Dataset excerpt:
[START]
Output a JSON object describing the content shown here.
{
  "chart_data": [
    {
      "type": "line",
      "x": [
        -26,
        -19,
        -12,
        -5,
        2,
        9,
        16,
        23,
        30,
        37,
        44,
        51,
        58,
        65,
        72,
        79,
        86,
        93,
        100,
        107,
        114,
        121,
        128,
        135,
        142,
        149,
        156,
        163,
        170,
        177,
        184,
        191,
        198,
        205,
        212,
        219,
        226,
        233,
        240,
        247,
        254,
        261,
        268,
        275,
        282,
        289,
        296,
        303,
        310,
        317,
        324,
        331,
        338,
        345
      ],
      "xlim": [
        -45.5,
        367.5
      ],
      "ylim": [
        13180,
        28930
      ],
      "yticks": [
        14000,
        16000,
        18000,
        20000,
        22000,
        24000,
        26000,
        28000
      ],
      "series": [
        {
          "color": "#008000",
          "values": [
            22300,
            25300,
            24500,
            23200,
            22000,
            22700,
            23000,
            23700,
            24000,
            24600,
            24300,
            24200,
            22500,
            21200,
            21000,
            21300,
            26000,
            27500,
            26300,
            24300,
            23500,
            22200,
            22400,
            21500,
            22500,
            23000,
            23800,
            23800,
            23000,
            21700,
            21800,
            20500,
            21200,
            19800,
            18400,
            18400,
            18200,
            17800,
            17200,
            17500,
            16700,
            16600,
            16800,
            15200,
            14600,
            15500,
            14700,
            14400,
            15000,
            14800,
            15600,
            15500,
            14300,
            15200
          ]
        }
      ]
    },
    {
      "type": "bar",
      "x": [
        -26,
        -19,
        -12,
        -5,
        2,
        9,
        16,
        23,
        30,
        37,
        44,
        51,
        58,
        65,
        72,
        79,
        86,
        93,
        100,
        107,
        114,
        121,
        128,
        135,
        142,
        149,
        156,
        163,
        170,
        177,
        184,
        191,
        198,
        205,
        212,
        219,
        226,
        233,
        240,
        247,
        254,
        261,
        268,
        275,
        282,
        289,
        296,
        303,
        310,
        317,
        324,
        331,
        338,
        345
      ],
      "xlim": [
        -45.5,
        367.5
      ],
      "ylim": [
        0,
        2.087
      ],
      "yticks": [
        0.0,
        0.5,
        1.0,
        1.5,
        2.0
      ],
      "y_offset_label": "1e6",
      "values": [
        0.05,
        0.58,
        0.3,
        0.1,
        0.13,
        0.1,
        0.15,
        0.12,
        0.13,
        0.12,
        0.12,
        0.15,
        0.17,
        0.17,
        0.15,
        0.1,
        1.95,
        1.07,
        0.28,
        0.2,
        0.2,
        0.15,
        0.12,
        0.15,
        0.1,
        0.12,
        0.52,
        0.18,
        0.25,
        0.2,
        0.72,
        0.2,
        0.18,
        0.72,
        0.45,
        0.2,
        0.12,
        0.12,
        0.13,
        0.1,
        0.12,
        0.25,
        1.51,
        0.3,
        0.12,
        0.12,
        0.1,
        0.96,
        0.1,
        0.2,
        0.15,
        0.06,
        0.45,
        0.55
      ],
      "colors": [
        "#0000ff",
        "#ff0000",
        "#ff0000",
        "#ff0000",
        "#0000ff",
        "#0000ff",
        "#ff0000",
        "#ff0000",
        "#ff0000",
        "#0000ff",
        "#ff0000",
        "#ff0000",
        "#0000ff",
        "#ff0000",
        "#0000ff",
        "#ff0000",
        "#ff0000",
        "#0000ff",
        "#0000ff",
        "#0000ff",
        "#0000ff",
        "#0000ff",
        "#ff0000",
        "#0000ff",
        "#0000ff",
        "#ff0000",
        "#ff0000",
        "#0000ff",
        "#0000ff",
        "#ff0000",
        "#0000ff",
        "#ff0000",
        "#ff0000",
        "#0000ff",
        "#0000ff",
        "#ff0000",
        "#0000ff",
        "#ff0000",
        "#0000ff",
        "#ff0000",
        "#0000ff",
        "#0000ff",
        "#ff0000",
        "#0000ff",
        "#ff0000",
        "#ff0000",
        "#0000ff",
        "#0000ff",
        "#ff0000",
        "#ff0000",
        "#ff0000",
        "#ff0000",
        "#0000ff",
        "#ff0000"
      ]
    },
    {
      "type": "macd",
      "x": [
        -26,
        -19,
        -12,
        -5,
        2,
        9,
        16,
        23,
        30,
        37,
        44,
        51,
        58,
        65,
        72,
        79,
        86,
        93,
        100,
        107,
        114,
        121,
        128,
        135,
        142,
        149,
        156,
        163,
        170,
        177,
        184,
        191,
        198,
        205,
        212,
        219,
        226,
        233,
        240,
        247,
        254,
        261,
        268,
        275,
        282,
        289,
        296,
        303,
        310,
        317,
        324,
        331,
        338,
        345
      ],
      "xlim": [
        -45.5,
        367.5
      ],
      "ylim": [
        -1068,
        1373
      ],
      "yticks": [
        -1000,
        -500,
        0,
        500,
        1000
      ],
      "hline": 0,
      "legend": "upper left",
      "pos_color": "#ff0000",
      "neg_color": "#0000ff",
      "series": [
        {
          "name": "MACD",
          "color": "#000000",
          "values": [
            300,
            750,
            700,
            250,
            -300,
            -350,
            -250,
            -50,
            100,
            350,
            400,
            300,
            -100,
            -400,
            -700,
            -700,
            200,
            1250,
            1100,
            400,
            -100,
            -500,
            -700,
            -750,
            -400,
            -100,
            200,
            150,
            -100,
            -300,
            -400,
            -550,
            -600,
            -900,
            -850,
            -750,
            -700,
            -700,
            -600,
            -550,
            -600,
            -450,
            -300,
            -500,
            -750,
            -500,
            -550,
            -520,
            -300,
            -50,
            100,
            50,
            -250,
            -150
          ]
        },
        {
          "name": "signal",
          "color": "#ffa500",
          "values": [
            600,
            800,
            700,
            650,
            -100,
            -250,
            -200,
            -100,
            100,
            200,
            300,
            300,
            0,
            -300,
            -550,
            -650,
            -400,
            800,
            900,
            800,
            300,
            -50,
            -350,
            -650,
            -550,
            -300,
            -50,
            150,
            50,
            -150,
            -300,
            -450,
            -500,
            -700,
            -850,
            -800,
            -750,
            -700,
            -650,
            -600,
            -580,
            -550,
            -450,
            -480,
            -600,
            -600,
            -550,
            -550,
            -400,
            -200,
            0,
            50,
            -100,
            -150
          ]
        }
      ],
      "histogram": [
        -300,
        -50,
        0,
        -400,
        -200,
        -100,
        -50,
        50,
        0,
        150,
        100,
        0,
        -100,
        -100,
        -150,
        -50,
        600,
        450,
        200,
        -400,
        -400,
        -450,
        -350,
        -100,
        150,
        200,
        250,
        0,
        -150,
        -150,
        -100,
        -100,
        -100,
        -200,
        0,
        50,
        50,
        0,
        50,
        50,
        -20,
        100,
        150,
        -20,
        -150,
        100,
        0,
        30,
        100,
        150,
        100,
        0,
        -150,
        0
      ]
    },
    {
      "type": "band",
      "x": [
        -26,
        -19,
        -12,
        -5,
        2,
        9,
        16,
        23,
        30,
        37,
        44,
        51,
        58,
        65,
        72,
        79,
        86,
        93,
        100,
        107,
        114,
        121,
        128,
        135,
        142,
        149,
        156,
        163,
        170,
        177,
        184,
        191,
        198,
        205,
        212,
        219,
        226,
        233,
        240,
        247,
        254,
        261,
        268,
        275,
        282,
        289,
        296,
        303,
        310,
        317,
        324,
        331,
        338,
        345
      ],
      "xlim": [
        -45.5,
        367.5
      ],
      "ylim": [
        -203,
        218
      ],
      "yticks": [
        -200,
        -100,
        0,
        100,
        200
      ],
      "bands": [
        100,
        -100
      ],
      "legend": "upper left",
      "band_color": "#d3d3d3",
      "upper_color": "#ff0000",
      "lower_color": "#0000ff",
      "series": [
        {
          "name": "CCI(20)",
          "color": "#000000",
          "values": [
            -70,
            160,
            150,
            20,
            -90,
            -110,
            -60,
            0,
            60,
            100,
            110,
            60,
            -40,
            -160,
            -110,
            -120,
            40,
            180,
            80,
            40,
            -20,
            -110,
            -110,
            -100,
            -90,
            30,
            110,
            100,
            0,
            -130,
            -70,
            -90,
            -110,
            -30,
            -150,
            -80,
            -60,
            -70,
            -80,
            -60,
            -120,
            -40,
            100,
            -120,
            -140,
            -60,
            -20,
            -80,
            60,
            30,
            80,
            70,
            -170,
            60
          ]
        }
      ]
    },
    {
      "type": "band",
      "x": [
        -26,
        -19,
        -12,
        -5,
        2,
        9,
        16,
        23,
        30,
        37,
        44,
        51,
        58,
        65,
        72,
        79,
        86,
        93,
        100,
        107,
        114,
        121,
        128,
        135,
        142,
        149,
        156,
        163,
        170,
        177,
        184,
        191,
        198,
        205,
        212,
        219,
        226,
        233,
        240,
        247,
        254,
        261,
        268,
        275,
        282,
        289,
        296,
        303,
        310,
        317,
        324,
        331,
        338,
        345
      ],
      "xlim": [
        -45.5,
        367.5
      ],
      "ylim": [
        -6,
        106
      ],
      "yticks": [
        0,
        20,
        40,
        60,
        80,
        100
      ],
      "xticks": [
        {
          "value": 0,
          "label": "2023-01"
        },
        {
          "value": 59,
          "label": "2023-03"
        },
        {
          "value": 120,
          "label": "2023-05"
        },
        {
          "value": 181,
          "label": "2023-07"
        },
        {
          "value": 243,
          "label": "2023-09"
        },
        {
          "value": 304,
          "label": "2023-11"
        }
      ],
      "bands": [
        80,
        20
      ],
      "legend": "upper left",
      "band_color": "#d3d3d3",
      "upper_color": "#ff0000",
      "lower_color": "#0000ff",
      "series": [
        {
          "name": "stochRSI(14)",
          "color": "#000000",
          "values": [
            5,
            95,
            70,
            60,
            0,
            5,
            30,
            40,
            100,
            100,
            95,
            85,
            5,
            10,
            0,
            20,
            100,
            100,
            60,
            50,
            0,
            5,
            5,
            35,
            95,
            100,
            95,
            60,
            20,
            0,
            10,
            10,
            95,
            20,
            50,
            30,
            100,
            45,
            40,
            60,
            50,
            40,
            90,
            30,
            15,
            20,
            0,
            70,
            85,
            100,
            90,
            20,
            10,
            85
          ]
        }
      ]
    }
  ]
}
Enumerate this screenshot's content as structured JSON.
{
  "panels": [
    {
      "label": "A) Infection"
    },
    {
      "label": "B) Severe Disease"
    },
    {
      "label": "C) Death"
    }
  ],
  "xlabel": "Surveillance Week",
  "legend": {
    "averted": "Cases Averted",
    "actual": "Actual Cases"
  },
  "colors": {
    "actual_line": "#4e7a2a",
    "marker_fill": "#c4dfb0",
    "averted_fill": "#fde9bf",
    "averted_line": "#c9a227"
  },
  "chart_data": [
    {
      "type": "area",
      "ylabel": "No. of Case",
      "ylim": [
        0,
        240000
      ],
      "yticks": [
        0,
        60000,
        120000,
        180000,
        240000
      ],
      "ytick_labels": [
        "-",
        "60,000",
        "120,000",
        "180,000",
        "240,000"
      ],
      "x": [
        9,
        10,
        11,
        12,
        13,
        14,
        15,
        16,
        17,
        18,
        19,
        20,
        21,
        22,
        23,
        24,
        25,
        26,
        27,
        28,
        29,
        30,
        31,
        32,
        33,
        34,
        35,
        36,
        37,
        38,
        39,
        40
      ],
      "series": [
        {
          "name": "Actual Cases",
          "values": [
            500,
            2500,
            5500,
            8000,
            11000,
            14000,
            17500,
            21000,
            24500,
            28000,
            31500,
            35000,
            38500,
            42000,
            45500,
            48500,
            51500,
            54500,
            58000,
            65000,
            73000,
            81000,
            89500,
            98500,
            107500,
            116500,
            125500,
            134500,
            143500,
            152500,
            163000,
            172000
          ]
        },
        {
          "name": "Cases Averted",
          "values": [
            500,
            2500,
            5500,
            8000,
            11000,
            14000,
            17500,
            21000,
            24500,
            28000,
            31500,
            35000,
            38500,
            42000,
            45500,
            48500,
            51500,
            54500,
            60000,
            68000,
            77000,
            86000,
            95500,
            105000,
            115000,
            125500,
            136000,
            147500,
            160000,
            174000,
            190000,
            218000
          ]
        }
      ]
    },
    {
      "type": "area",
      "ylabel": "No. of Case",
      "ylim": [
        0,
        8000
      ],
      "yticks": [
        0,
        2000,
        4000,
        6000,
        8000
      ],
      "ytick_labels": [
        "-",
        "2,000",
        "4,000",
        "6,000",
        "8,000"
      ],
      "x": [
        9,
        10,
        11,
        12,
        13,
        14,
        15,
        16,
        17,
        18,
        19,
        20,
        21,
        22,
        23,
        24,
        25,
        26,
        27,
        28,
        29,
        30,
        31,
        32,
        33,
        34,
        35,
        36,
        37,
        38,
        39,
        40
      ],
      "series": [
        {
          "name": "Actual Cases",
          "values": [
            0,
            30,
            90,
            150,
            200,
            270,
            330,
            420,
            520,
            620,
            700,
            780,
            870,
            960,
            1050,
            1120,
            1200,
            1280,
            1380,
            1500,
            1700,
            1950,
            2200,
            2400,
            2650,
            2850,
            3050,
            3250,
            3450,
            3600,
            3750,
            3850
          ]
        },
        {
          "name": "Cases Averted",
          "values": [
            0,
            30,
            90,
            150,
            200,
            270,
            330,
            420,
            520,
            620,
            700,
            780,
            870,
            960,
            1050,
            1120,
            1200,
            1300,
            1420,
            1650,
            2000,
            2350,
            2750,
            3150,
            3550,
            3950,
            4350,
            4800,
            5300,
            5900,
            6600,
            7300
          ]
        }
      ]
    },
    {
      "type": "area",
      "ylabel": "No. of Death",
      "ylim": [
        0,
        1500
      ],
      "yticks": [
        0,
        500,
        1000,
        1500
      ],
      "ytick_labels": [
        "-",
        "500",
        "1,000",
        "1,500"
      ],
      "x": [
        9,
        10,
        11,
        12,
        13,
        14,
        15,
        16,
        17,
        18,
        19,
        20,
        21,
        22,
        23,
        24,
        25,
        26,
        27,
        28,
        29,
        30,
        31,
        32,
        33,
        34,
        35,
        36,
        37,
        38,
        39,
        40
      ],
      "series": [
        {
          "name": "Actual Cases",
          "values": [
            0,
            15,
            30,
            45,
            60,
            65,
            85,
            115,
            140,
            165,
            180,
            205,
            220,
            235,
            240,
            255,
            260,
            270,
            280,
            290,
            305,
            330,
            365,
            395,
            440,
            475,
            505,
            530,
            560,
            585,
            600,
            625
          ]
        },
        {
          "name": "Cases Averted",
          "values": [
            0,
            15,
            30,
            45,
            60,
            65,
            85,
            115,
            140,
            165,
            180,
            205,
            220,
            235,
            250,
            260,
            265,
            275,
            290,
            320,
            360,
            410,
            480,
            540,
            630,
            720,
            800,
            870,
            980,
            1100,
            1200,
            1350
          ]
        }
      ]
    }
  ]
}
[END]
**YOUR GOAL:** Go through the entries above and pull out each line with "content" in it.

**EXERCISE SOLUTION:**
Output a JSON object describing the content shown here.
Enumerate this screenshot's content as structured JSON.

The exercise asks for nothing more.